**RECORDS SHOWN:**
>>>>>

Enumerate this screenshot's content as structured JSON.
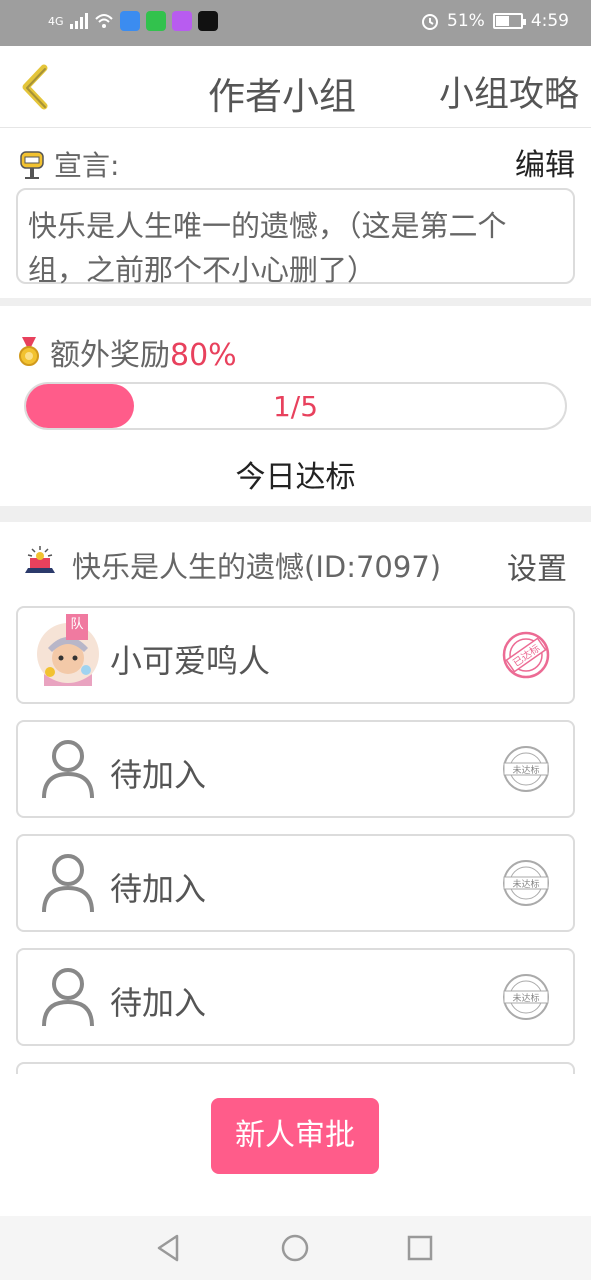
{
  "status_bar": {
    "signal_text": "4G",
    "battery": "51%",
    "battery_level": 0.51,
    "time": "4:59",
    "icons": [
      "signal-icon",
      "wifi-icon",
      "baidu-app-icon",
      "iqiyi-app-icon",
      "video-app-icon",
      "tiktok-app-icon",
      "alarm-icon",
      "battery-icon"
    ]
  },
  "header": {
    "back_icon": "chevron-left-icon",
    "title": "作者小组",
    "guide": "小组攻略"
  },
  "declaration": {
    "label": "宣言:",
    "icon": "mailbox-icon",
    "edit": "编辑",
    "text": "快乐是人生唯一的遗憾，（这是第二个组，之前那个不小心删了）"
  },
  "reward": {
    "label": "额外奖励",
    "percent": "80%",
    "icon": "medal-icon",
    "progress_text": "1/5",
    "progress_fraction": 0.2,
    "today_label": "今日达标"
  },
  "group": {
    "icon": "group-crown-icon",
    "name": "快乐是人生的遗憾(ID:7097)",
    "settings": "设置"
  },
  "members": [
    {
      "name": "小可爱鸣人",
      "leader_badge": "队",
      "stamp": "已达标",
      "status": "done"
    },
    {
      "name": "待加入",
      "stamp": "未达标",
      "status": "pending"
    },
    {
      "name": "待加入",
      "stamp": "未达标",
      "status": "pending"
    },
    {
      "name": "待加入",
      "stamp": "未达标",
      "status": "pending"
    }
  ],
  "approve_button": "新人审批",
  "colors": {
    "accent": "#ff5c8a",
    "accent_text": "#e8415d",
    "back_icon": "#e4c53a",
    "status_bar": "#9e9e9e"
  }
}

<<<<<

**WRITTEN TASK:** Every record must be copied exactly, with images dropped from the result.

**OUTPUT FOR THIS TASK:**
Enumerate this screenshot's content as structured JSON.
{
  "status_bar": {
    "signal_text": "4G",
    "battery": "51%",
    "battery_level": 0.51,
    "time": "4:59",
    "icons": [
      "signal-icon",
      "wifi-icon",
      "baidu-app-icon",
      "iqiyi-app-icon",
      "video-app-icon",
      "tiktok-app-icon",
      "alarm-icon",
      "battery-icon"
    ]
  },
  "header": {
    "back_icon": "chevron-left-icon",
    "title": "作者小组",
    "guide": "小组攻略"
  },
  "declaration": {
    "label": "宣言:",
    "icon": "mailbox-icon",
    "edit": "编辑",
    "text": "快乐是人生唯一的遗憾，（这是第二个组，之前那个不小心删了）"
  },
  "reward": {
    "label": "额外奖励",
    "percent": "80%",
    "icon": "medal-icon",
    "progress_text": "1/5",
    "progress_fraction": 0.2,
    "today_label": "今日达标"
  },
  "group": {
    "icon": "group-crown-icon",
    "name": "快乐是人生的遗憾(ID:7097)",
    "settings": "设置"
  },
  "members": [
    {
      "name": "小可爱鸣人",
      "leader_badge": "队",
      "stamp": "已达标",
      "status": "done"
    },
    {
      "name": "待加入",
      "stamp": "未达标",
      "status": "pending"
    },
    {
      "name": "待加入",
      "stamp": "未达标",
      "status": "pending"
    },
    {
      "name": "待加入",
      "stamp": "未达标",
      "status": "pending"
    }
  ],
  "approve_button": "新人审批",
  "colors": {
    "accent": "#ff5c8a",
    "accent_text": "#e8415d",
    "back_icon": "#e4c53a",
    "status_bar": "#9e9e9e"
  }
}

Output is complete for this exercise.